TASK REQUIREMENTS
Write out every entry precisely as given, leaving the pictures out.
[START OF PROVIDED DATA]
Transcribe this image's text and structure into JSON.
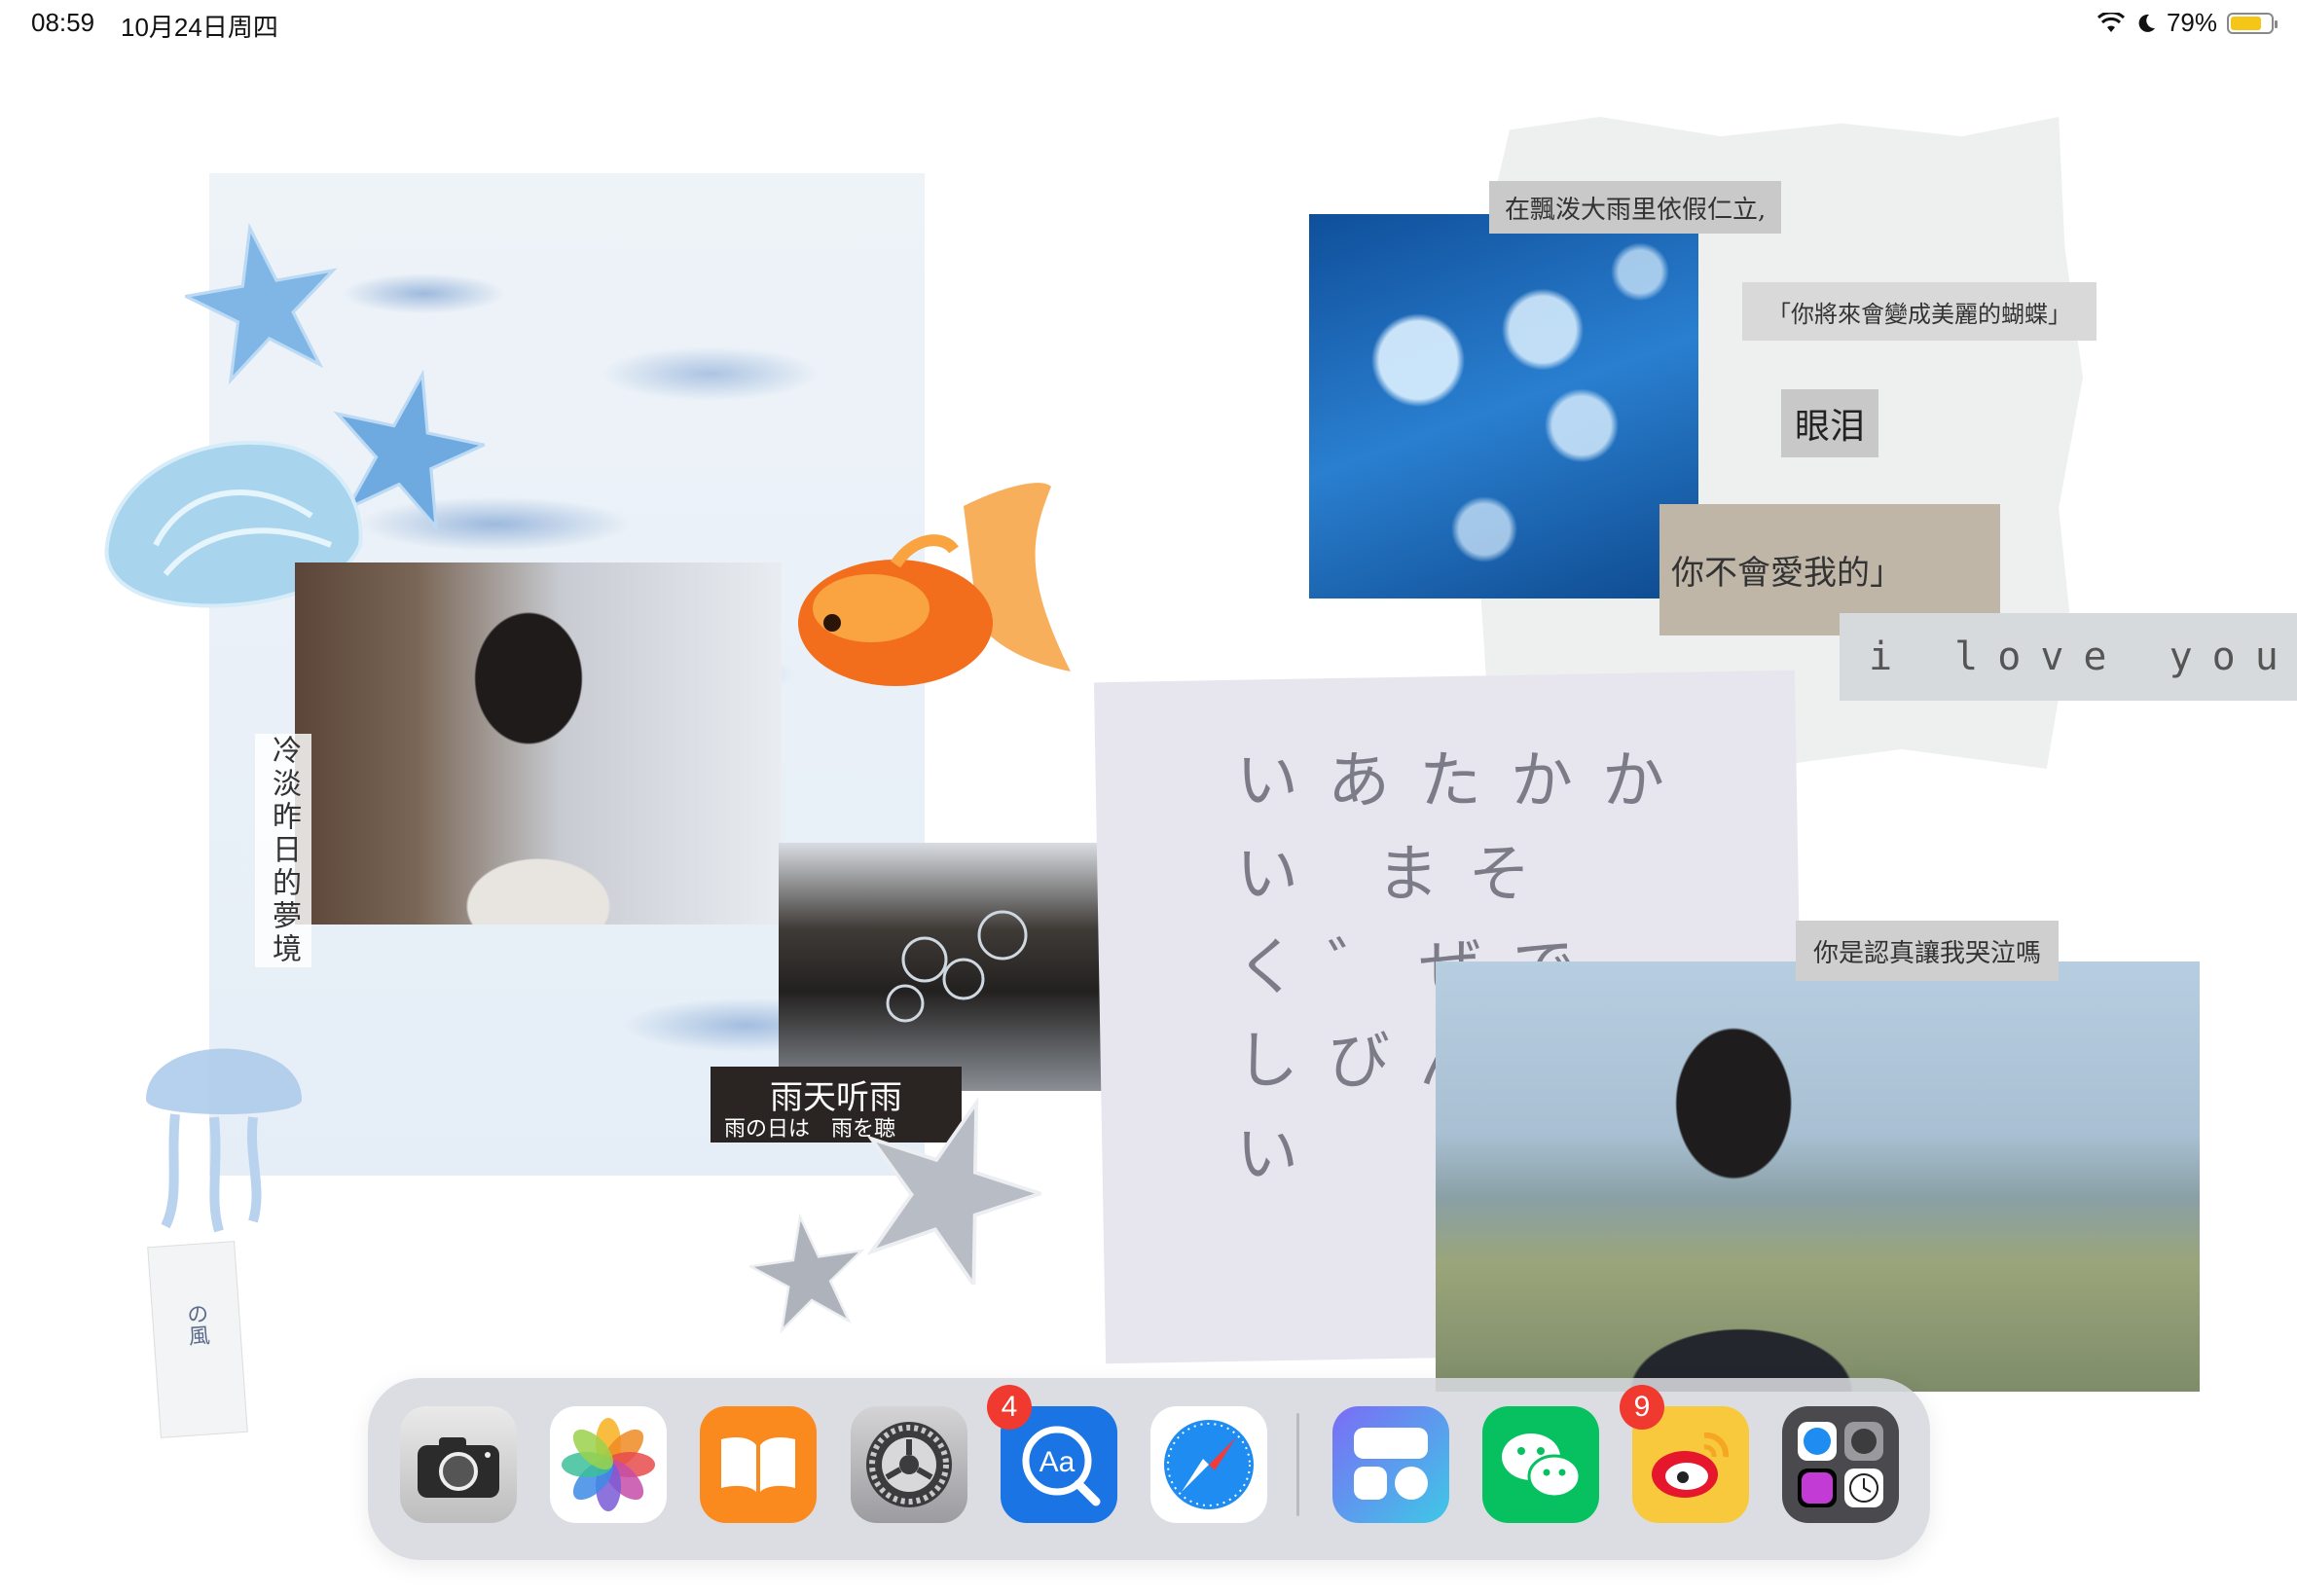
{
  "status_bar": {
    "time": "08:59",
    "date": "10月24日周四",
    "battery_percent_text": "79%",
    "battery_level": 0.79,
    "wifi_icon": "wifi-icon",
    "focus_icon": "moon-icon",
    "battery_color": "#f5c518"
  },
  "wallpaper": {
    "vertical_caption": "冷淡昨日的夢境",
    "rain_caption_title": "雨天听雨",
    "rain_caption_sub": "雨の日は　雨を聴",
    "strip_1": "在飄泼大雨里依假仁立,",
    "strip_2": "「你將來會變成美麗的蝴蝶」",
    "strip_3": "眼泪",
    "strip_4": "你不會愛我的」",
    "strip_5": "i love you",
    "strip_6": "你是認真讓我哭泣嗎",
    "sketch_text": "いあたかかい まそく゛ぜで しびんたがい",
    "tag_text": "の風"
  },
  "dock": {
    "apps": [
      {
        "name": "相机",
        "icon": "camera-icon"
      },
      {
        "name": "照片",
        "icon": "photos-icon"
      },
      {
        "name": "图书",
        "icon": "books-icon"
      },
      {
        "name": "设置",
        "icon": "settings-icon",
        "badge": "4"
      },
      {
        "name": "词典",
        "icon": "dictionary-icon"
      },
      {
        "name": "Safari浏览器",
        "icon": "safari-icon"
      },
      {
        "name": "小组件",
        "icon": "widget-icon"
      },
      {
        "name": "微信",
        "icon": "wechat-icon",
        "badge": "9"
      },
      {
        "name": "微博",
        "icon": "weibo-icon"
      },
      {
        "name": "App资源库",
        "icon": "app-library-icon"
      }
    ],
    "colors": {
      "books": "#fb8a1e",
      "dictionary": "#1a74e4",
      "wechat": "#07c160",
      "weibo": "#f8c93d",
      "badge": "#f0392f"
    }
  }
}
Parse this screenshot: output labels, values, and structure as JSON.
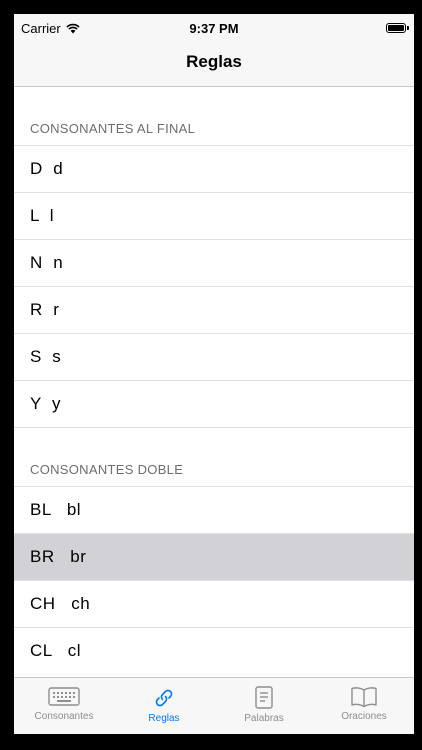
{
  "status_bar": {
    "carrier": "Carrier",
    "time": "9:37 PM"
  },
  "nav": {
    "title": "Reglas"
  },
  "sections": [
    {
      "header": "CONSONANTES AL FINAL",
      "rows": [
        "D  d",
        "L  l",
        "N  n",
        "R  r",
        "S  s",
        "Y  y"
      ]
    },
    {
      "header": "CONSONANTES DOBLE",
      "rows": [
        "BL   bl",
        "BR   br",
        "CH   ch",
        "CL   cl"
      ]
    }
  ],
  "tabs": [
    {
      "label": "Consonantes",
      "icon": "keyboard-icon"
    },
    {
      "label": "Reglas",
      "icon": "link-icon"
    },
    {
      "label": "Palabras",
      "icon": "document-icon"
    },
    {
      "label": "Oraciones",
      "icon": "book-icon"
    }
  ],
  "colors": {
    "accent": "#007aff",
    "tab_inactive": "#8e8e93",
    "selected_row": "#d1d1d6",
    "section_header_text": "#6d6d72"
  }
}
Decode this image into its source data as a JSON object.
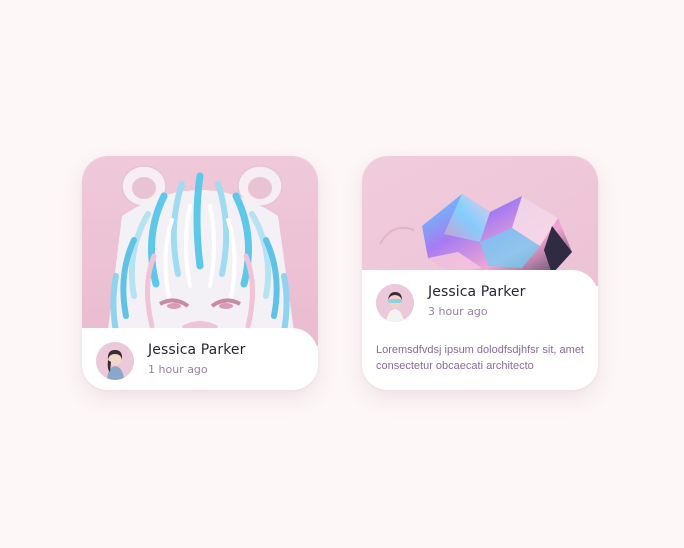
{
  "cards": [
    {
      "author": "Jessica Parker",
      "time": "1 hour ago",
      "image": "tiger-feather-art"
    },
    {
      "author": "Jessica Parker",
      "time": "3 hour ago",
      "image": "iridescent-crumpled-sculpture",
      "description": "Loremsdfvdsj ipsum dolodfsdjhfsr sit, amet consectetur obcaecati architecto"
    }
  ],
  "colors": {
    "background": "#fdf7f7",
    "card": "#ffffff",
    "art_pink": "#ecc6d8",
    "name": "#2a2438",
    "meta": "#9a7fa4"
  }
}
[END OF PROVIDED DATA]
RESULT OF THIS TASK
Transcribe this image's text and structure into JSON.
{
  "status_bar": {
    "time": "08:59",
    "date": "10月24日周四",
    "battery_percent_text": "79%",
    "battery_level": 0.79,
    "wifi_icon": "wifi-icon",
    "focus_icon": "moon-icon",
    "battery_color": "#f5c518"
  },
  "wallpaper": {
    "vertical_caption": "冷淡昨日的夢境",
    "rain_caption_title": "雨天听雨",
    "rain_caption_sub": "雨の日は　雨を聴",
    "strip_1": "在飄泼大雨里依假仁立,",
    "strip_2": "「你將來會變成美麗的蝴蝶」",
    "strip_3": "眼泪",
    "strip_4": "你不會愛我的」",
    "strip_5": "i love you",
    "strip_6": "你是認真讓我哭泣嗎",
    "sketch_text": "いあたかかい まそく゛ぜで しびんたがい",
    "tag_text": "の風"
  },
  "dock": {
    "apps": [
      {
        "name": "相机",
        "icon": "camera-icon"
      },
      {
        "name": "照片",
        "icon": "photos-icon"
      },
      {
        "name": "图书",
        "icon": "books-icon"
      },
      {
        "name": "设置",
        "icon": "settings-icon",
        "badge": "4"
      },
      {
        "name": "词典",
        "icon": "dictionary-icon"
      },
      {
        "name": "Safari浏览器",
        "icon": "safari-icon"
      },
      {
        "name": "小组件",
        "icon": "widget-icon"
      },
      {
        "name": "微信",
        "icon": "wechat-icon",
        "badge": "9"
      },
      {
        "name": "微博",
        "icon": "weibo-icon"
      },
      {
        "name": "App资源库",
        "icon": "app-library-icon"
      }
    ],
    "colors": {
      "books": "#fb8a1e",
      "dictionary": "#1a74e4",
      "wechat": "#07c160",
      "weibo": "#f8c93d",
      "badge": "#f0392f"
    }
  }
}
Parse this screenshot: output labels, values, and structure as JSON.
{
  "status_bar": {
    "carrier": "Carrier",
    "time": "9:37 PM"
  },
  "nav": {
    "title": "Reglas"
  },
  "sections": [
    {
      "header": "CONSONANTES AL FINAL",
      "rows": [
        "D  d",
        "L  l",
        "N  n",
        "R  r",
        "S  s",
        "Y  y"
      ]
    },
    {
      "header": "CONSONANTES DOBLE",
      "rows": [
        "BL   bl",
        "BR   br",
        "CH   ch",
        "CL   cl"
      ]
    }
  ],
  "tabs": [
    {
      "label": "Consonantes",
      "icon": "keyboard-icon"
    },
    {
      "label": "Reglas",
      "icon": "link-icon"
    },
    {
      "label": "Palabras",
      "icon": "document-icon"
    },
    {
      "label": "Oraciones",
      "icon": "book-icon"
    }
  ],
  "colors": {
    "accent": "#007aff",
    "tab_inactive": "#8e8e93",
    "selected_row": "#d1d1d6",
    "section_header_text": "#6d6d72"
  }
}
Decode this image into its source data as a JSON object.
{
  "cards": [
    {
      "author": "Jessica Parker",
      "time": "1 hour ago",
      "image": "tiger-feather-art"
    },
    {
      "author": "Jessica Parker",
      "time": "3 hour ago",
      "image": "iridescent-crumpled-sculpture",
      "description": "Loremsdfvdsj ipsum dolodfsdjhfsr sit, amet consectetur obcaecati architecto"
    }
  ],
  "colors": {
    "background": "#fdf7f7",
    "card": "#ffffff",
    "art_pink": "#ecc6d8",
    "name": "#2a2438",
    "meta": "#9a7fa4"
  }
}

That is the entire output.